**THE PROBLEM**
Copy every one of the following items word for word, changing nothing.

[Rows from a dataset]
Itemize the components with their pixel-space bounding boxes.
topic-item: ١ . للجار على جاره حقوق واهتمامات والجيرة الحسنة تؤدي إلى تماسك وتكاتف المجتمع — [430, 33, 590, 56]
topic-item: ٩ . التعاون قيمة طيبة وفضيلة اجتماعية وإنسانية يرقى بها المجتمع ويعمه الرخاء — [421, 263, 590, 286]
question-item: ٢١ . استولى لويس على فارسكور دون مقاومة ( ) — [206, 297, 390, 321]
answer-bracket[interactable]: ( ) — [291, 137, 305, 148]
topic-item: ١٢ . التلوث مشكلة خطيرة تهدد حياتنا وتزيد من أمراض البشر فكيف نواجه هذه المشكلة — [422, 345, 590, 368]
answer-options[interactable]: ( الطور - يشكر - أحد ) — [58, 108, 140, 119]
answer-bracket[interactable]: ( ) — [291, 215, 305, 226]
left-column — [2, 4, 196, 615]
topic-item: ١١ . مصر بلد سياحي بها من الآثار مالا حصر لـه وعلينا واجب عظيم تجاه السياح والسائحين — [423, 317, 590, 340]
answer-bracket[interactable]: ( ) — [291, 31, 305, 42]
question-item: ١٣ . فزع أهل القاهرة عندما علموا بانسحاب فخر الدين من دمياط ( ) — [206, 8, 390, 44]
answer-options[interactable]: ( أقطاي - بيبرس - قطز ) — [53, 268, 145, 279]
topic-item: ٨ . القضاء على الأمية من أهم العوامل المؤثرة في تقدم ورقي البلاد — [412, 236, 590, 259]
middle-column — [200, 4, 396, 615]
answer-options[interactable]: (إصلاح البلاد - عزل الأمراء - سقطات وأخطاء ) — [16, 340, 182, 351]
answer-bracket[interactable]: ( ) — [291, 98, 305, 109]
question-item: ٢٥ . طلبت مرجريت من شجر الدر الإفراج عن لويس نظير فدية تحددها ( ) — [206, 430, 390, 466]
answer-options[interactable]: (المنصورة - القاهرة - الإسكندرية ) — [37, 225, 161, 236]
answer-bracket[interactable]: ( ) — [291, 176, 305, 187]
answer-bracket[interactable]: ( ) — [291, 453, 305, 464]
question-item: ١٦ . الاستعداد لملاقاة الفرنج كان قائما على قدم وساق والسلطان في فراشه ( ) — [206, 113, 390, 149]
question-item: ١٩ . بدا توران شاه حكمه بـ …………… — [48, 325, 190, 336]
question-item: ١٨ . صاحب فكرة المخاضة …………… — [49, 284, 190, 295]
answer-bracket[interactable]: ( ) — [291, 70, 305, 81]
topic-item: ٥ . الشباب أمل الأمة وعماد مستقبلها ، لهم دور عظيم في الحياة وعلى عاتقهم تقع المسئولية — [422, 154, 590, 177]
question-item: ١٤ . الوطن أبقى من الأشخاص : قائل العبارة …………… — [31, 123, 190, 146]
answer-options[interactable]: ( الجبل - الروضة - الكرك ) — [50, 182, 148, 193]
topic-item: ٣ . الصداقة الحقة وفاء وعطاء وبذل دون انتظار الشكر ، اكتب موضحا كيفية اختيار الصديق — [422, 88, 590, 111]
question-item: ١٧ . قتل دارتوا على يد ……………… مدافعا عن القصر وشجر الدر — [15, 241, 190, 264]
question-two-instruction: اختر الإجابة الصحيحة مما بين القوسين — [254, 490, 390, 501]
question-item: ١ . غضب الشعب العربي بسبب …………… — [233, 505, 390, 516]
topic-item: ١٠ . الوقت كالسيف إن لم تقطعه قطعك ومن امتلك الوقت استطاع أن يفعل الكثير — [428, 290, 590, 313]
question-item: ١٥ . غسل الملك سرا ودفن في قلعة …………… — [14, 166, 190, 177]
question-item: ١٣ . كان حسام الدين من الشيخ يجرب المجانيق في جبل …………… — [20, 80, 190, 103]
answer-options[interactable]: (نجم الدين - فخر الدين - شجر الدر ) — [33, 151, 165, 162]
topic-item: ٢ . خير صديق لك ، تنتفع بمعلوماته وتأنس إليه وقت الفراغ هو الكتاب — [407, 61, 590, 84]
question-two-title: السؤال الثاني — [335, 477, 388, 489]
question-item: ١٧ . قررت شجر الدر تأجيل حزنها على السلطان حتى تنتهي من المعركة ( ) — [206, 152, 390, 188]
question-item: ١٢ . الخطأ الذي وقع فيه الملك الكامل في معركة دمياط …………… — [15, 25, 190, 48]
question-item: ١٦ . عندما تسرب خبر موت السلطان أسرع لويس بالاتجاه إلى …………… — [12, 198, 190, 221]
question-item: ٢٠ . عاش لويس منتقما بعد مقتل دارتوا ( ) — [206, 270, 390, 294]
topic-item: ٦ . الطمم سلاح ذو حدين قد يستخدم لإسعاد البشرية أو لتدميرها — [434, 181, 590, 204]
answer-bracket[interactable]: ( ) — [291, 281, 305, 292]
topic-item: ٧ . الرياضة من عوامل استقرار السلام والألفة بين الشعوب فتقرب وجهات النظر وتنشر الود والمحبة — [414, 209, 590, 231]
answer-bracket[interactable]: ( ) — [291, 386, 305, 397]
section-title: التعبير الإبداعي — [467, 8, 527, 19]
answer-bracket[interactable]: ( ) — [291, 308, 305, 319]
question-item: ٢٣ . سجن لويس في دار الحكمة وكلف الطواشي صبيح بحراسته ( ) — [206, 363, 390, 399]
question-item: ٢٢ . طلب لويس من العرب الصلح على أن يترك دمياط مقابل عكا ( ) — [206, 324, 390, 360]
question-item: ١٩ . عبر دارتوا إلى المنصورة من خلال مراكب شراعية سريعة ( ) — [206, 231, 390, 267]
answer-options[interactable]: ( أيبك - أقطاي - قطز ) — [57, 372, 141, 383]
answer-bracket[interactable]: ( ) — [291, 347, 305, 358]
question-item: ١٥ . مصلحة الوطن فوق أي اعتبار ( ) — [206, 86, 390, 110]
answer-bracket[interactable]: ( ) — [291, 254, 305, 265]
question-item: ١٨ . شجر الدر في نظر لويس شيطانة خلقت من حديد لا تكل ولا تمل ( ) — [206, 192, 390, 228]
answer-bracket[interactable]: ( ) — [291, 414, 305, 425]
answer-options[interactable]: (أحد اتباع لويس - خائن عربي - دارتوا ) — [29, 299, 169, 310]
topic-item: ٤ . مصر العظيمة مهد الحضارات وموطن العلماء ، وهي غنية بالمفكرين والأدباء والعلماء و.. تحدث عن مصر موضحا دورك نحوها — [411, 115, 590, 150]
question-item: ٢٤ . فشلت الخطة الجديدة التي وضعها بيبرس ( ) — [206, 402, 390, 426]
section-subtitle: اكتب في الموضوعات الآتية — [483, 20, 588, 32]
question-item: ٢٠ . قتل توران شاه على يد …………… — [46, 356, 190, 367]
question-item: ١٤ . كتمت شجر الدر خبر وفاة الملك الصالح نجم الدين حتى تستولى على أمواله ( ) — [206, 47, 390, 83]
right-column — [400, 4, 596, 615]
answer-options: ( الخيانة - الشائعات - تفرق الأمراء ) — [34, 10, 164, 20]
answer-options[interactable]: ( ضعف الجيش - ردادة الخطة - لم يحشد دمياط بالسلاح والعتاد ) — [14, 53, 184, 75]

**TASK ANSWER**
Itemize the components with their pixel-space bounding boxes.
topic-item: ١ . للجار على جاره حقوق واهتمامات والجيرة الحسنة تؤدي إلى تماسك وتكاتف المجتمع — [430, 33, 590, 56]
topic-item: ٩ . التعاون قيمة طيبة وفضيلة اجتماعية وإنسانية يرقى بها المجتمع ويعمه الرخاء — [421, 263, 590, 286]
question-item: ٢١ . استولى لويس على فارسكور دون مقاومة ( ) — [206, 297, 390, 321]
answer-bracket[interactable]: ( ) — [291, 137, 305, 148]
topic-item: ١٢ . التلوث مشكلة خطيرة تهدد حياتنا وتزيد من أمراض البشر فكيف نواجه هذه المشكلة — [422, 345, 590, 368]
answer-options[interactable]: ( الطور - يشكر - أحد ) — [58, 108, 140, 119]
answer-bracket[interactable]: ( ) — [291, 215, 305, 226]
left-column — [2, 4, 196, 615]
topic-item: ١١ . مصر بلد سياحي بها من الآثار مالا حصر لـه وعلينا واجب عظيم تجاه السياح والسائحين — [423, 317, 590, 340]
answer-bracket[interactable]: ( ) — [291, 31, 305, 42]
question-item: ١٣ . فزع أهل القاهرة عندما علموا بانسحاب فخر الدين من دمياط ( ) — [206, 8, 390, 44]
answer-options[interactable]: ( أقطاي - بيبرس - قطز ) — [53, 268, 145, 279]
topic-item: ٨ . القضاء على الأمية من أهم العوامل المؤثرة في تقدم ورقي البلاد — [412, 236, 590, 259]
middle-column — [200, 4, 396, 615]
answer-options[interactable]: (إصلاح البلاد - عزل الأمراء - سقطات وأخطاء ) — [16, 340, 182, 351]
answer-bracket[interactable]: ( ) — [291, 98, 305, 109]
question-item: ٢٥ . طلبت مرجريت من شجر الدر الإفراج عن لويس نظير فدية تحددها ( ) — [206, 430, 390, 466]
answer-options[interactable]: (المنصورة - القاهرة - الإسكندرية ) — [37, 225, 161, 236]
answer-bracket[interactable]: ( ) — [291, 176, 305, 187]
answer-bracket[interactable]: ( ) — [291, 453, 305, 464]
question-item: ١٦ . الاستعداد لملاقاة الفرنج كان قائما على قدم وساق والسلطان في فراشه ( ) — [206, 113, 390, 149]
question-item: ١٩ . بدا توران شاه حكمه بـ …………… — [48, 325, 190, 336]
question-item: ١٨ . صاحب فكرة المخاضة …………… — [49, 284, 190, 295]
answer-bracket[interactable]: ( ) — [291, 70, 305, 81]
topic-item: ٥ . الشباب أمل الأمة وعماد مستقبلها ، لهم دور عظيم في الحياة وعلى عاتقهم تقع المسئولية — [422, 154, 590, 177]
question-item: ١٤ . الوطن أبقى من الأشخاص : قائل العبارة …………… — [31, 123, 190, 146]
answer-options[interactable]: ( الجبل - الروضة - الكرك ) — [50, 182, 148, 193]
topic-item: ٣ . الصداقة الحقة وفاء وعطاء وبذل دون انتظار الشكر ، اكتب موضحا كيفية اختيار الصديق — [422, 88, 590, 111]
question-item: ١٧ . قتل دارتوا على يد ……………… مدافعا عن القصر وشجر الدر — [15, 241, 190, 264]
question-two-instruction: اختر الإجابة الصحيحة مما بين القوسين — [254, 490, 390, 501]
question-item: ١ . غضب الشعب العربي بسبب …………… — [233, 505, 390, 516]
topic-item: ١٠ . الوقت كالسيف إن لم تقطعه قطعك ومن امتلك الوقت استطاع أن يفعل الكثير — [428, 290, 590, 313]
question-item: ١٥ . غسل الملك سرا ودفن في قلعة …………… — [14, 166, 190, 177]
question-item: ١٣ . كان حسام الدين من الشيخ يجرب المجانيق في جبل …………… — [20, 80, 190, 103]
answer-options[interactable]: (نجم الدين - فخر الدين - شجر الدر ) — [33, 151, 165, 162]
topic-item: ٢ . خير صديق لك ، تنتفع بمعلوماته وتأنس إليه وقت الفراغ هو الكتاب — [407, 61, 590, 84]
question-two-title: السؤال الثاني — [335, 477, 388, 489]
question-item: ١٧ . قررت شجر الدر تأجيل حزنها على السلطان حتى تنتهي من المعركة ( ) — [206, 152, 390, 188]
question-item: ١٢ . الخطأ الذي وقع فيه الملك الكامل في معركة دمياط …………… — [15, 25, 190, 48]
question-item: ١٦ . عندما تسرب خبر موت السلطان أسرع لويس بالاتجاه إلى …………… — [12, 198, 190, 221]
question-item: ٢٠ . عاش لويس منتقما بعد مقتل دارتوا ( ) — [206, 270, 390, 294]
topic-item: ٦ . الطمم سلاح ذو حدين قد يستخدم لإسعاد البشرية أو لتدميرها — [434, 181, 590, 204]
answer-bracket[interactable]: ( ) — [291, 281, 305, 292]
topic-item: ٧ . الرياضة من عوامل استقرار السلام والألفة بين الشعوب فتقرب وجهات النظر وتنشر الود والمحبة — [414, 209, 590, 231]
answer-bracket[interactable]: ( ) — [291, 386, 305, 397]
section-title: التعبير الإبداعي — [467, 8, 527, 19]
answer-bracket[interactable]: ( ) — [291, 308, 305, 319]
question-item: ٢٣ . سجن لويس في دار الحكمة وكلف الطواشي صبيح بحراسته ( ) — [206, 363, 390, 399]
question-item: ٢٢ . طلب لويس من العرب الصلح على أن يترك دمياط مقابل عكا ( ) — [206, 324, 390, 360]
question-item: ١٩ . عبر دارتوا إلى المنصورة من خلال مراكب شراعية سريعة ( ) — [206, 231, 390, 267]
answer-options[interactable]: ( أيبك - أقطاي - قطز ) — [57, 372, 141, 383]
answer-bracket[interactable]: ( ) — [291, 347, 305, 358]
question-item: ١٥ . مصلحة الوطن فوق أي اعتبار ( ) — [206, 86, 390, 110]
answer-bracket[interactable]: ( ) — [291, 254, 305, 265]
question-item: ١٨ . شجر الدر في نظر لويس شيطانة خلقت من حديد لا تكل ولا تمل ( ) — [206, 192, 390, 228]
answer-bracket[interactable]: ( ) — [291, 414, 305, 425]
answer-options[interactable]: (أحد اتباع لويس - خائن عربي - دارتوا ) — [29, 299, 169, 310]
topic-item: ٤ . مصر العظيمة مهد الحضارات وموطن العلماء ، وهي غنية بالمفكرين والأدباء والعلماء و.. تحدث عن مصر موضحا دورك نحوها — [411, 115, 590, 150]
question-item: ٢٤ . فشلت الخطة الجديدة التي وضعها بيبرس ( ) — [206, 402, 390, 426]
section-subtitle: اكتب في الموضوعات الآتية — [483, 20, 588, 32]
question-item: ٢٠ . قتل توران شاه على يد …………… — [46, 356, 190, 367]
question-item: ١٤ . كتمت شجر الدر خبر وفاة الملك الصالح نجم الدين حتى تستولى على أمواله ( ) — [206, 47, 390, 83]
right-column — [400, 4, 596, 615]
answer-options: ( الخيانة - الشائعات - تفرق الأمراء ) — [34, 10, 164, 20]
answer-options[interactable]: ( ضعف الجيش - ردادة الخطة - لم يحشد دمياط بالسلاح والعتاد ) — [14, 53, 184, 75]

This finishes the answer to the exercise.